[TO DO]: What is the number of lines containing the string "been"? Answer with the number only.

### STORED ROWS

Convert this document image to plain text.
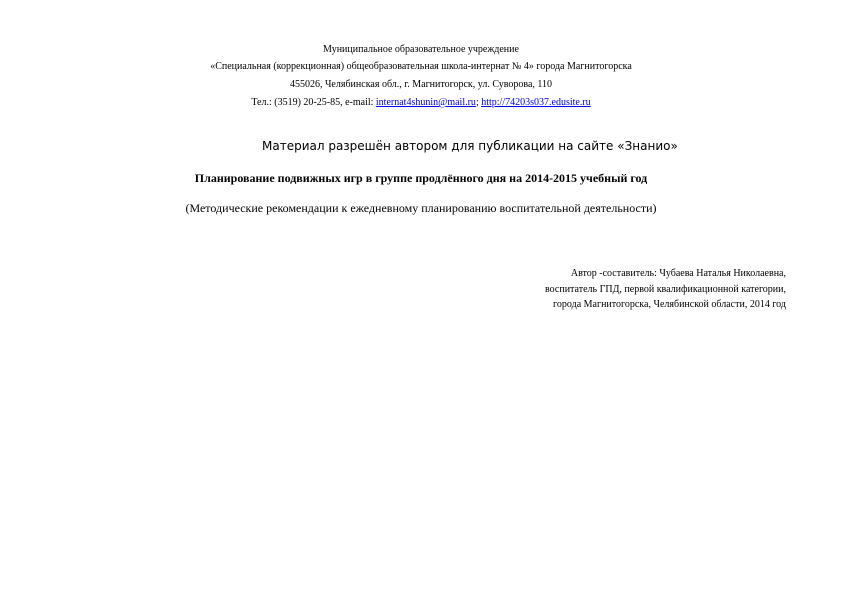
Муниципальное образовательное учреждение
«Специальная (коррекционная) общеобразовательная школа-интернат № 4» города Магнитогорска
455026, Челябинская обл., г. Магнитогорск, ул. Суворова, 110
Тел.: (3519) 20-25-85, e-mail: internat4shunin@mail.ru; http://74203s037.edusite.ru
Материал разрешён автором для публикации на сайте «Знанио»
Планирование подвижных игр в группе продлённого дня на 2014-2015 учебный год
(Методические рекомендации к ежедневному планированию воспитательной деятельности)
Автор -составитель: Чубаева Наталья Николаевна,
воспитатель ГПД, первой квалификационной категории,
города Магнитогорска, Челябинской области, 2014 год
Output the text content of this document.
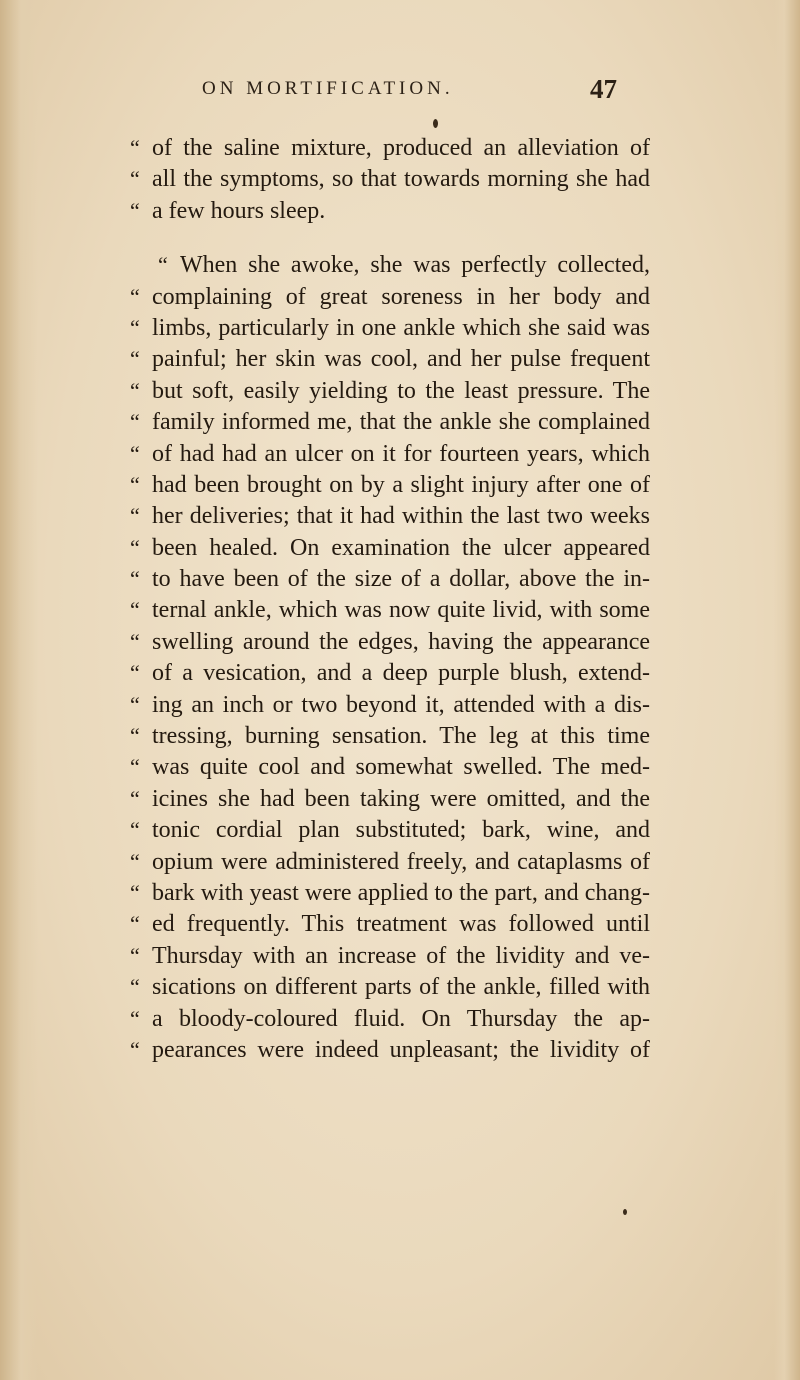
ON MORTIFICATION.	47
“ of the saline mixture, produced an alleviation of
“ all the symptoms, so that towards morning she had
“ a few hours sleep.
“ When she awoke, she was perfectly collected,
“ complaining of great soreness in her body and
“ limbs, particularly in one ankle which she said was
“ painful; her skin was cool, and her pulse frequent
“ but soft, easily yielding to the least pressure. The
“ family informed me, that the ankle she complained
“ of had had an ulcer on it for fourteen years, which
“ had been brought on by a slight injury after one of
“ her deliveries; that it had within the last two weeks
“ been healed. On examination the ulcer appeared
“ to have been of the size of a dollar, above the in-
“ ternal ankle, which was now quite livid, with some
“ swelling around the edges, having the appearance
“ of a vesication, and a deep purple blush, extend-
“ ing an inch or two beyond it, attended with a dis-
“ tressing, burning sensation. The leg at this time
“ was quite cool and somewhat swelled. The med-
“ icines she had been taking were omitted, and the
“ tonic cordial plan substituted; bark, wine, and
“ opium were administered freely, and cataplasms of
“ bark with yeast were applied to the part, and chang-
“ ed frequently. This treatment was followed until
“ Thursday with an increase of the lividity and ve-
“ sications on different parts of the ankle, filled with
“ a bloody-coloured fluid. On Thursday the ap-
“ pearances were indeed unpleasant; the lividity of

######

[EXERCISE RESPONSE]: 4